§ Material to process:
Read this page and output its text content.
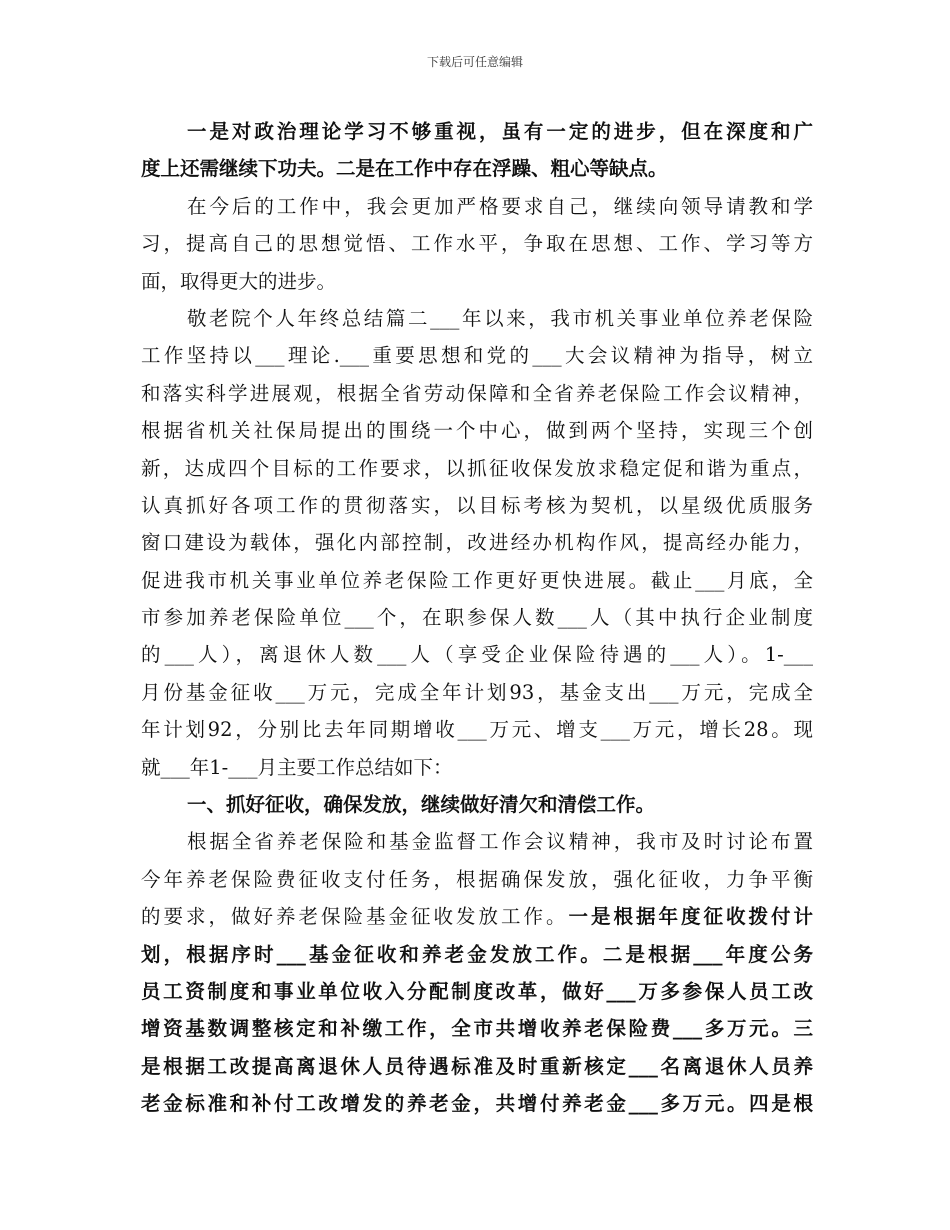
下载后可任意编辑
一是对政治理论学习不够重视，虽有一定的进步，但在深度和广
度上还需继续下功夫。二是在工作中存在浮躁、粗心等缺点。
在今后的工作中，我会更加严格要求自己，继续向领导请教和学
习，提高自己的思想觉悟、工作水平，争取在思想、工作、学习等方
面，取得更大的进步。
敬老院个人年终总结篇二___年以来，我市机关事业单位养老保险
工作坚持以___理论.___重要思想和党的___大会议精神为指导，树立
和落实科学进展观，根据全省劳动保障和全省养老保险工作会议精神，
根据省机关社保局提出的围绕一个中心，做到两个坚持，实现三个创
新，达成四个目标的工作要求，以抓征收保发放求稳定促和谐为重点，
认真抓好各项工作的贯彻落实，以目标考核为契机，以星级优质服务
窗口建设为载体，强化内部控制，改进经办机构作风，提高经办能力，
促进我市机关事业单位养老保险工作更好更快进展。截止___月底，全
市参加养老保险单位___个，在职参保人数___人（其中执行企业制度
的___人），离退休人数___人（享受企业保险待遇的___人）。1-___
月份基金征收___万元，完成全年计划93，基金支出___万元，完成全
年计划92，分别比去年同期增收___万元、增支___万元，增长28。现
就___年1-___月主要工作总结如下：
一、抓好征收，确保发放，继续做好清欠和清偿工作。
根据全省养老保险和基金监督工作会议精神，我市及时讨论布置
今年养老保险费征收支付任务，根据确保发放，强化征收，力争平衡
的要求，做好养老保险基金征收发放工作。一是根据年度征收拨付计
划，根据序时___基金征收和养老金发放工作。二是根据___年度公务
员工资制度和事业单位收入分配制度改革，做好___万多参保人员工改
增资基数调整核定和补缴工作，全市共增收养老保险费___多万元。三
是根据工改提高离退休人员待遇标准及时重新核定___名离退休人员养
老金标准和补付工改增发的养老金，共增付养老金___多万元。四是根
--
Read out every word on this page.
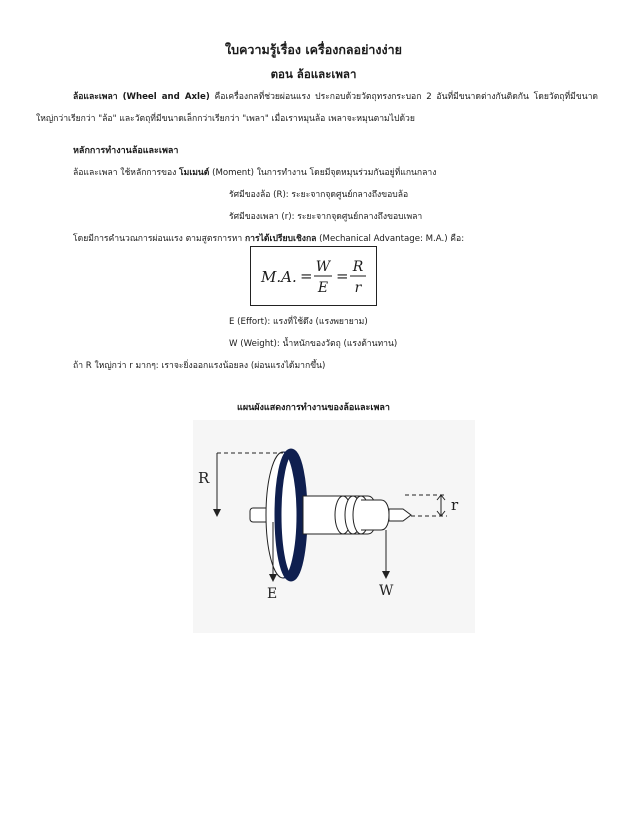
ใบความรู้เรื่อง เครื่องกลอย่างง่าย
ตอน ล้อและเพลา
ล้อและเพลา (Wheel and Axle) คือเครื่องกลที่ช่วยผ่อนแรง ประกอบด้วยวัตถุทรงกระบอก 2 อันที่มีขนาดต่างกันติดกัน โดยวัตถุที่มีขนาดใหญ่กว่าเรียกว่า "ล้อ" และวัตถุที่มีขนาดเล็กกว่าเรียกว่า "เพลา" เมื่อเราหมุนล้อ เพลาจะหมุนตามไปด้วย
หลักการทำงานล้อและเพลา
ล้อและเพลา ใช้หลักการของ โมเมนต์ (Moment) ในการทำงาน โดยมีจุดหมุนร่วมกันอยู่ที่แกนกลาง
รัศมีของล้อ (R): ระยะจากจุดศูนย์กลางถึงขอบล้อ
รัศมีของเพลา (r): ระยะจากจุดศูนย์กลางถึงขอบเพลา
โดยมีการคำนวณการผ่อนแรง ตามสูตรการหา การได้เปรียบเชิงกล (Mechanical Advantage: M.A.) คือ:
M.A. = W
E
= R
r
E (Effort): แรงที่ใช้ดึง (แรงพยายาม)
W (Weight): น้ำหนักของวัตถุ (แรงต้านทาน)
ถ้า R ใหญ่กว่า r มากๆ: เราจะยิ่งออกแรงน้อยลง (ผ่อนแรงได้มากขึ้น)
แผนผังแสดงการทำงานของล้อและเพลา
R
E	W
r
---
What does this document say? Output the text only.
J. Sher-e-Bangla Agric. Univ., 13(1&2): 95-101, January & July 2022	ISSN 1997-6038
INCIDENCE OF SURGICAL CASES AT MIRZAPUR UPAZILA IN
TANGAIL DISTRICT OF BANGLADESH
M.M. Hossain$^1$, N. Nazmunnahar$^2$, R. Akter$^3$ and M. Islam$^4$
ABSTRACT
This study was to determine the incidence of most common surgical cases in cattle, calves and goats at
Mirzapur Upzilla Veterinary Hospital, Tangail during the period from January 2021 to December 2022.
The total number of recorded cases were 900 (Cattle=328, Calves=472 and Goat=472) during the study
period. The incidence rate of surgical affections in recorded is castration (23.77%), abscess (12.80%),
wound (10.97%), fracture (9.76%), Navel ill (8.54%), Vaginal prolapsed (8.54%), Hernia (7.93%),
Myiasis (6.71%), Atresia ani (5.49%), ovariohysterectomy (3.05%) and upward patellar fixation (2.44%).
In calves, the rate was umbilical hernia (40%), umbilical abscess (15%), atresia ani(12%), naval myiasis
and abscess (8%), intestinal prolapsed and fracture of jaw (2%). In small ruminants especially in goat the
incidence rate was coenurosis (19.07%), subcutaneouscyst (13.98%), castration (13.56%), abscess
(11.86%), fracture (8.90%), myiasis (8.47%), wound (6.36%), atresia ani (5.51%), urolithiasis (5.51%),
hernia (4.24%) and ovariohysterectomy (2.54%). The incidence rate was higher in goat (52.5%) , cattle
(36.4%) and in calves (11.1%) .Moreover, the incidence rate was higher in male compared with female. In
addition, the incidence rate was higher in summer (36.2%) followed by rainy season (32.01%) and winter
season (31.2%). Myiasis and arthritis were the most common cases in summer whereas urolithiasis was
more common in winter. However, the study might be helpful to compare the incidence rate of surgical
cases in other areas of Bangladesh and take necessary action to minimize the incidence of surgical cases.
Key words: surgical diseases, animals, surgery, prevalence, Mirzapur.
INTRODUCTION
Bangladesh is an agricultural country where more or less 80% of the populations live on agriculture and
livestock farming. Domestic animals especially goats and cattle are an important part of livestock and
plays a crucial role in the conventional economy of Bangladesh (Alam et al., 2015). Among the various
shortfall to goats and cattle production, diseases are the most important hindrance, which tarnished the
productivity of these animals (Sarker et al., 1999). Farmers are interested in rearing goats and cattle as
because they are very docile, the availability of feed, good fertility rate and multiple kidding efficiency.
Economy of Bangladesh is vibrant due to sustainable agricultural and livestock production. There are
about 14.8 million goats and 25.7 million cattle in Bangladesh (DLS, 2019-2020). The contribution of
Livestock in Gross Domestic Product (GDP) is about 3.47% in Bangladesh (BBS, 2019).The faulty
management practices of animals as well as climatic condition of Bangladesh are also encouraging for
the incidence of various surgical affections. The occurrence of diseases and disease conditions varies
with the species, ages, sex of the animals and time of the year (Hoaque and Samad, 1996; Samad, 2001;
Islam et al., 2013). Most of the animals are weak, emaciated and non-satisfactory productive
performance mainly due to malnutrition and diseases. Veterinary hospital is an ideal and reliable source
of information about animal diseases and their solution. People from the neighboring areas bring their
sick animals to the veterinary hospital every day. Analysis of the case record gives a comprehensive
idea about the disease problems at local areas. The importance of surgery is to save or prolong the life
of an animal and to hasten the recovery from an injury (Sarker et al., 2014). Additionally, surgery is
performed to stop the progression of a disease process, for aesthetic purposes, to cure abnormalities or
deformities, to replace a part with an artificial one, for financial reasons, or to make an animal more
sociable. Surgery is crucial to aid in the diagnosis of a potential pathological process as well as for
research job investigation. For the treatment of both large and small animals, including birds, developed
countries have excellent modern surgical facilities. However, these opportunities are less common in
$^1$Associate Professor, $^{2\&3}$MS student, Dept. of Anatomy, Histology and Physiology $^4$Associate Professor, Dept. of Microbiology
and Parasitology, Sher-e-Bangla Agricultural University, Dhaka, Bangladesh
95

§ Work instructions:
Return each full line of the entries that contains the word "period".

§ Result:
Mirzapur Upzilla Veterinary Hospital, Tangail during the period from January 2021 to December 2022.
period. The incidence rate of surgical affections in recorded is castration (23.77%), abscess (12.80%),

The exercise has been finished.